Short task
Write out the material again word for word, dropping any images it holds.
== Information provided ==
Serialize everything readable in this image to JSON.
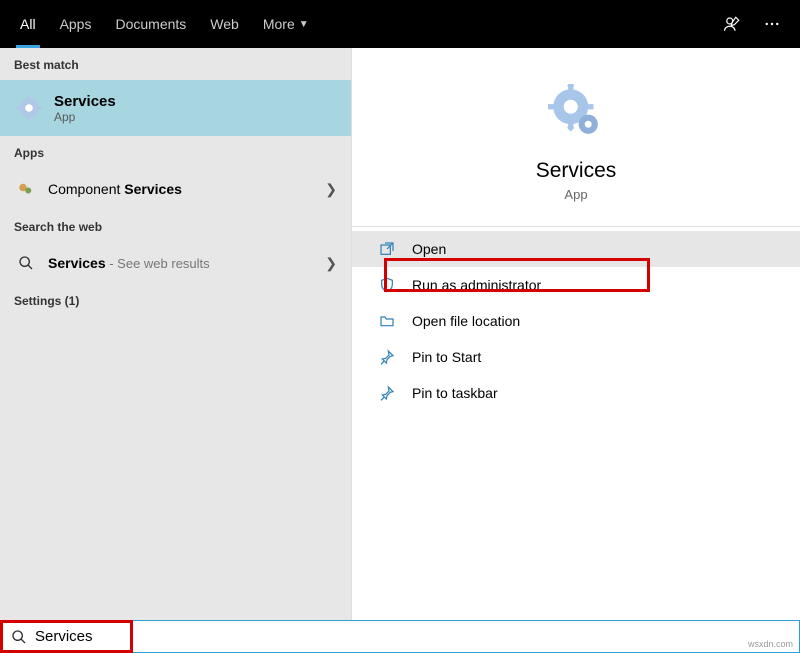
{
  "topbar": {
    "tabs": {
      "all": "All",
      "apps": "Apps",
      "documents": "Documents",
      "web": "Web",
      "more": "More"
    }
  },
  "left": {
    "best_match_header": "Best match",
    "best_match": {
      "title": "Services",
      "subtitle": "App"
    },
    "apps_header": "Apps",
    "apps_item_prefix": "Component ",
    "apps_item_bold": "Services",
    "web_header": "Search the web",
    "web_item_bold": "Services",
    "web_item_suffix": " - See web results",
    "settings_header": "Settings (1)"
  },
  "preview": {
    "title": "Services",
    "type": "App"
  },
  "actions": {
    "open": "Open",
    "run_admin": "Run as administrator",
    "open_loc": "Open file location",
    "pin_start": "Pin to Start",
    "pin_taskbar": "Pin to taskbar"
  },
  "search": {
    "value": "Services"
  },
  "watermark": "wsxdn.com"
}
===
Complete output
Serialize everything readable in this image to JSON.
{
  "topbar": {
    "tabs": {
      "all": "All",
      "apps": "Apps",
      "documents": "Documents",
      "web": "Web",
      "more": "More"
    }
  },
  "left": {
    "best_match_header": "Best match",
    "best_match": {
      "title": "Services",
      "subtitle": "App"
    },
    "apps_header": "Apps",
    "apps_item_prefix": "Component ",
    "apps_item_bold": "Services",
    "web_header": "Search the web",
    "web_item_bold": "Services",
    "web_item_suffix": " - See web results",
    "settings_header": "Settings (1)"
  },
  "preview": {
    "title": "Services",
    "type": "App"
  },
  "actions": {
    "open": "Open",
    "run_admin": "Run as administrator",
    "open_loc": "Open file location",
    "pin_start": "Pin to Start",
    "pin_taskbar": "Pin to taskbar"
  },
  "search": {
    "value": "Services"
  },
  "watermark": "wsxdn.com"
}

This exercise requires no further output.